── MATERIAL SUPPLIED

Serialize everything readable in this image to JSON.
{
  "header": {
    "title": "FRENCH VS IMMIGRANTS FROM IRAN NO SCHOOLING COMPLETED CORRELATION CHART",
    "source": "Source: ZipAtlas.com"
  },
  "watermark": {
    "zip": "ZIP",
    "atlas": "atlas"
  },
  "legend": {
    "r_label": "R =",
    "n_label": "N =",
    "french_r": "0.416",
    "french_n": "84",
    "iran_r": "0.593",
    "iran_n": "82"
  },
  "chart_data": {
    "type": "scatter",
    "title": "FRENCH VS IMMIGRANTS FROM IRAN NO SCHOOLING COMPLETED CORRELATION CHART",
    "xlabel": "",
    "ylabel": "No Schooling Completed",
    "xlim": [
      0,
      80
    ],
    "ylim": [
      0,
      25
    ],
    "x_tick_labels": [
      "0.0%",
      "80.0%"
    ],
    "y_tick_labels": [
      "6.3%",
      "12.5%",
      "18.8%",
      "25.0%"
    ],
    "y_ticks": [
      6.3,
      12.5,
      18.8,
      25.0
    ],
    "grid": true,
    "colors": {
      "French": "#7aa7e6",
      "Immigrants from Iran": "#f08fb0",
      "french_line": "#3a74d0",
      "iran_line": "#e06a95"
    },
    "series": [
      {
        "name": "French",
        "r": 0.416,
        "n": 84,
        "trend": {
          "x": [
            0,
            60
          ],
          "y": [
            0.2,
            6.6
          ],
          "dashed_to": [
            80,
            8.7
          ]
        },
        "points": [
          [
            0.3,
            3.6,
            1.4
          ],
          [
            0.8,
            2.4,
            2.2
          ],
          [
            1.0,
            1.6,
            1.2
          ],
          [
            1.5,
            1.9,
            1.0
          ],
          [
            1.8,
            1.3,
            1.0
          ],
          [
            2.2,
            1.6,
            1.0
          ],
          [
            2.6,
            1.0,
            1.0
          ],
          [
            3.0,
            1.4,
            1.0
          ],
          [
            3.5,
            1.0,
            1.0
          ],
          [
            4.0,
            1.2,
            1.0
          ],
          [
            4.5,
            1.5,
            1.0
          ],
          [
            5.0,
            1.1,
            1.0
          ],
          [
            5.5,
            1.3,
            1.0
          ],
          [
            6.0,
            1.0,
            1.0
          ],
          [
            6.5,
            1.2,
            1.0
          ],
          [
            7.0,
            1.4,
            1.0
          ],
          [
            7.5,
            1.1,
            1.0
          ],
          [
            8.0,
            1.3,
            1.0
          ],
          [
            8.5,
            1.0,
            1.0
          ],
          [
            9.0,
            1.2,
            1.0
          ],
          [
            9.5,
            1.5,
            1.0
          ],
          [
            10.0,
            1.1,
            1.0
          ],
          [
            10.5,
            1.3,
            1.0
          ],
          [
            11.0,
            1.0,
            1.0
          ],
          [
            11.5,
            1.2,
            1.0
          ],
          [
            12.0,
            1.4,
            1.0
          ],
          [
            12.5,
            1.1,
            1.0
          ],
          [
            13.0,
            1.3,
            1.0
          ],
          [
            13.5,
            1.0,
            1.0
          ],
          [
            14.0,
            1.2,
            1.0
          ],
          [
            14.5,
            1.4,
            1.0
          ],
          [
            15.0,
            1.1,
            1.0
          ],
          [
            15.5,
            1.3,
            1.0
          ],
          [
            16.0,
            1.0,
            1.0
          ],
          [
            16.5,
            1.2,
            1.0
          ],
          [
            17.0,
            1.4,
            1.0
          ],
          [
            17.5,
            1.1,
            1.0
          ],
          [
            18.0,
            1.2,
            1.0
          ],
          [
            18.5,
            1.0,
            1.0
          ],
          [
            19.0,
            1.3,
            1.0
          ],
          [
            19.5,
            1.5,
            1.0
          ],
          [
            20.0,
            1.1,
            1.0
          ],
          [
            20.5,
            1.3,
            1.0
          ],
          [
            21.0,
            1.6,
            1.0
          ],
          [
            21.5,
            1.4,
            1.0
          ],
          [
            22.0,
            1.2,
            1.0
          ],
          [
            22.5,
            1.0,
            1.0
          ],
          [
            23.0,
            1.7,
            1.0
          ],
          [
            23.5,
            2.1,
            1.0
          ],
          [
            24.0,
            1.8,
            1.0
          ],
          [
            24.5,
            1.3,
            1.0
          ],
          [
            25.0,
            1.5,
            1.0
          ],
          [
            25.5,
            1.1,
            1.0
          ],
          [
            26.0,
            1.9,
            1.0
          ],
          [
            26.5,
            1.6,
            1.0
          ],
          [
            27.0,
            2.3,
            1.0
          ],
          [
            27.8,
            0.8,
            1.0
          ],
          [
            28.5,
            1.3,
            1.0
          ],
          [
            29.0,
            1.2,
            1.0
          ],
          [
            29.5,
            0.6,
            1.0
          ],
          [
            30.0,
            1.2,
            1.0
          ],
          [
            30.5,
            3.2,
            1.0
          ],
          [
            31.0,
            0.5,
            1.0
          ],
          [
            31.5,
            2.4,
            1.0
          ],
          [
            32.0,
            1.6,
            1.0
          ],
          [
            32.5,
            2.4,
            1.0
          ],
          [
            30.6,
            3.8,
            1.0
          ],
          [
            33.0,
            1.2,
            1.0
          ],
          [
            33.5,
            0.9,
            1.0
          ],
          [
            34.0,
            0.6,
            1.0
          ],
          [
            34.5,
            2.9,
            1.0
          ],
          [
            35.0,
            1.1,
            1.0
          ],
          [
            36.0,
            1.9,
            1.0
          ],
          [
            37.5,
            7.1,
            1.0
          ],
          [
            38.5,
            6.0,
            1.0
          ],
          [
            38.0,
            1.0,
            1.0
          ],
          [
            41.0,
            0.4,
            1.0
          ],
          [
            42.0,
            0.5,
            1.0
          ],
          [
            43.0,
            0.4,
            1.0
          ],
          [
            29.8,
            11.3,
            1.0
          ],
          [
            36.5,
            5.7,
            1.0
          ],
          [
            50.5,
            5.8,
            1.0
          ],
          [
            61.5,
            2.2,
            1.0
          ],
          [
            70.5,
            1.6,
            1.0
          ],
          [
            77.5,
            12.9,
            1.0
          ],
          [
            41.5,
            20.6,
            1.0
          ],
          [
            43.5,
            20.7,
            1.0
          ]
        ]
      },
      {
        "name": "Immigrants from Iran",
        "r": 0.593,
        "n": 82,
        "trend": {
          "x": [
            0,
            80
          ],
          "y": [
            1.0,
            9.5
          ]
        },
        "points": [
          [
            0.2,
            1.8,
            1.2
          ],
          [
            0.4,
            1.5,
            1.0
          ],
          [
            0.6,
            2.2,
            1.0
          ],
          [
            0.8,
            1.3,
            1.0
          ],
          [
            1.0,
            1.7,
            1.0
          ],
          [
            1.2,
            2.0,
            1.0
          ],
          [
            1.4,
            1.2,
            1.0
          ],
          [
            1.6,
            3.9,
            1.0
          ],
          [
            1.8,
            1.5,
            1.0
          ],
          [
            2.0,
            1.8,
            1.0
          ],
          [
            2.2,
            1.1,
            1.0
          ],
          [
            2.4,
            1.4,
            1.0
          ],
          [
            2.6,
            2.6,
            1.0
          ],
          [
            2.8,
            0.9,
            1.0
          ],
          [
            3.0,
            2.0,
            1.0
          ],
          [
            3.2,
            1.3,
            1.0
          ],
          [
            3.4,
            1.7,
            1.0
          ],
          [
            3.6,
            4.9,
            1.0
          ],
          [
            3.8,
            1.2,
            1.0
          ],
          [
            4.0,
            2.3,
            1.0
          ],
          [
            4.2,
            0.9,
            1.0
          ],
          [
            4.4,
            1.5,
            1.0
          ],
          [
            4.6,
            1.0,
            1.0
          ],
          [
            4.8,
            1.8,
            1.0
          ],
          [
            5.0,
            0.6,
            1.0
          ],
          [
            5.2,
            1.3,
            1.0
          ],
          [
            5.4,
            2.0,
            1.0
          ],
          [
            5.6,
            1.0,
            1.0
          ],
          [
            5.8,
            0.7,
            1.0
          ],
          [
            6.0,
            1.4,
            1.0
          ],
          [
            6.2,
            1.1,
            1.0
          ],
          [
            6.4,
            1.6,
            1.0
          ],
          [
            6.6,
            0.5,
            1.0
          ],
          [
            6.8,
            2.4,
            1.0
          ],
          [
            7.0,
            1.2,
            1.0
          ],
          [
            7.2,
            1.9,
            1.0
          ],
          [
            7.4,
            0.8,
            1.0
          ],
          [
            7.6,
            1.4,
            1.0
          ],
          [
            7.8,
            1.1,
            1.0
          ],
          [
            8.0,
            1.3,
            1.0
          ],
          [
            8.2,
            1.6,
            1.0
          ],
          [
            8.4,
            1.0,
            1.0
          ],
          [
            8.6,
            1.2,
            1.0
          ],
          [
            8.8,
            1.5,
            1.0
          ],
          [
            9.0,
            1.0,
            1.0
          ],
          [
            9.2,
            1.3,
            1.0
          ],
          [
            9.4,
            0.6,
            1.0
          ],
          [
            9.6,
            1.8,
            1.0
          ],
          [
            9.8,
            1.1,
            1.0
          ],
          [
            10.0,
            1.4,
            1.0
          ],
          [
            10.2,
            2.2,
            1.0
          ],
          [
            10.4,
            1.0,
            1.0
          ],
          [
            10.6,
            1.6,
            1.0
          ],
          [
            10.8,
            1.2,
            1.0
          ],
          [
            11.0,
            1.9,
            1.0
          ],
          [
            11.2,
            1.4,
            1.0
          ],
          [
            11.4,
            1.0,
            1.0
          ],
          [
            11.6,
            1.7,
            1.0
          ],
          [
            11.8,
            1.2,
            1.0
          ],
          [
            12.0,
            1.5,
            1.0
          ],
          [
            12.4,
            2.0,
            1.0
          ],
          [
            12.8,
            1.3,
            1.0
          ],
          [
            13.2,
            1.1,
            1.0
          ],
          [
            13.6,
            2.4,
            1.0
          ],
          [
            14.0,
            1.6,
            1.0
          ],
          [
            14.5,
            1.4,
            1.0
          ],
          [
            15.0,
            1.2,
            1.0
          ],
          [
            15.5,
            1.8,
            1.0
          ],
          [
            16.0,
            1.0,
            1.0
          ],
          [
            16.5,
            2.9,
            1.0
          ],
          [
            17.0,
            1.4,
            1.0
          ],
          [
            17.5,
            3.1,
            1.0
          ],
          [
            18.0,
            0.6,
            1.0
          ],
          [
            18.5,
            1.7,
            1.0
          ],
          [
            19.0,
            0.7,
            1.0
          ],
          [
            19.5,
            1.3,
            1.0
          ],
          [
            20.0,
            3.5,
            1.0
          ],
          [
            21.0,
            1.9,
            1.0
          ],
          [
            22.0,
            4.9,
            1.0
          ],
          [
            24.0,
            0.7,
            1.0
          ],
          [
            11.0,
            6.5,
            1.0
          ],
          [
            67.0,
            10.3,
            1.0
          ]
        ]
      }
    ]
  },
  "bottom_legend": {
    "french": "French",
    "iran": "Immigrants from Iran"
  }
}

────

**THE REQUEST:** Extract all lines containing the word "name".

**CORRECT OUTPUT:**
        "name": "French",
        "name": "Immigrants from Iran",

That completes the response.